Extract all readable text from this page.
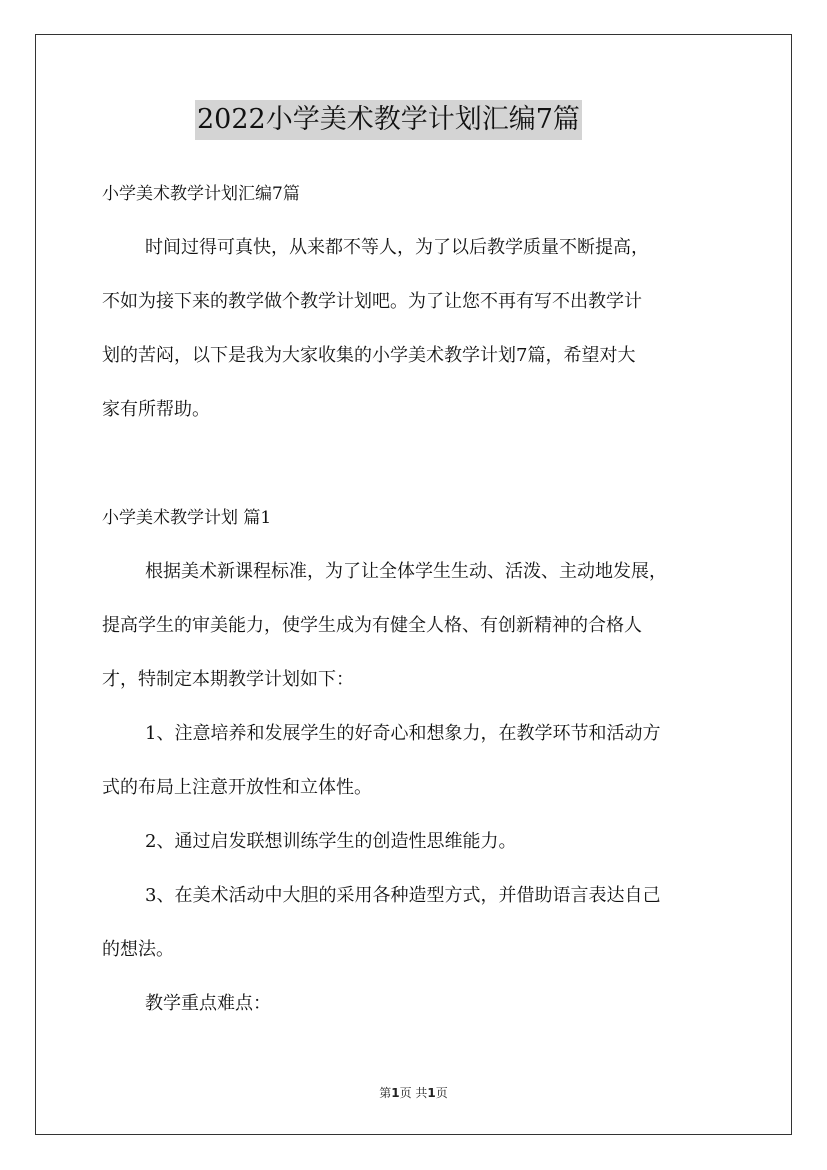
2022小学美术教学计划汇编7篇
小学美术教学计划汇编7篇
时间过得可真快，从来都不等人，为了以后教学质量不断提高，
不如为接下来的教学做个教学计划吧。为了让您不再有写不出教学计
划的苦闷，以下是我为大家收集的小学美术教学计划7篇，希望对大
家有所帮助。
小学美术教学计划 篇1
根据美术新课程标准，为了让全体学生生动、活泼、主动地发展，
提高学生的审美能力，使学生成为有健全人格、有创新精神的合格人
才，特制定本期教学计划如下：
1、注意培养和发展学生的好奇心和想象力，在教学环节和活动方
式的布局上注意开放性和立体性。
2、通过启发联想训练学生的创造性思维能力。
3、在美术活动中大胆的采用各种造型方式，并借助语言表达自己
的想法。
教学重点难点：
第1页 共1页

····················

### Work to complete
Output the records above exactly as they are, leaving out the pictures.

### Exercise solution
Extract all readable text from this page.
2022小学美术教学计划汇编7篇
小学美术教学计划汇编7篇
时间过得可真快，从来都不等人，为了以后教学质量不断提高，
不如为接下来的教学做个教学计划吧。为了让您不再有写不出教学计
划的苦闷，以下是我为大家收集的小学美术教学计划7篇，希望对大
家有所帮助。
小学美术教学计划 篇1
根据美术新课程标准，为了让全体学生生动、活泼、主动地发展，
提高学生的审美能力，使学生成为有健全人格、有创新精神的合格人
才，特制定本期教学计划如下：
1、注意培养和发展学生的好奇心和想象力，在教学环节和活动方
式的布局上注意开放性和立体性。
2、通过启发联想训练学生的创造性思维能力。
3、在美术活动中大胆的采用各种造型方式，并借助语言表达自己
的想法。
教学重点难点：
第1页 共1页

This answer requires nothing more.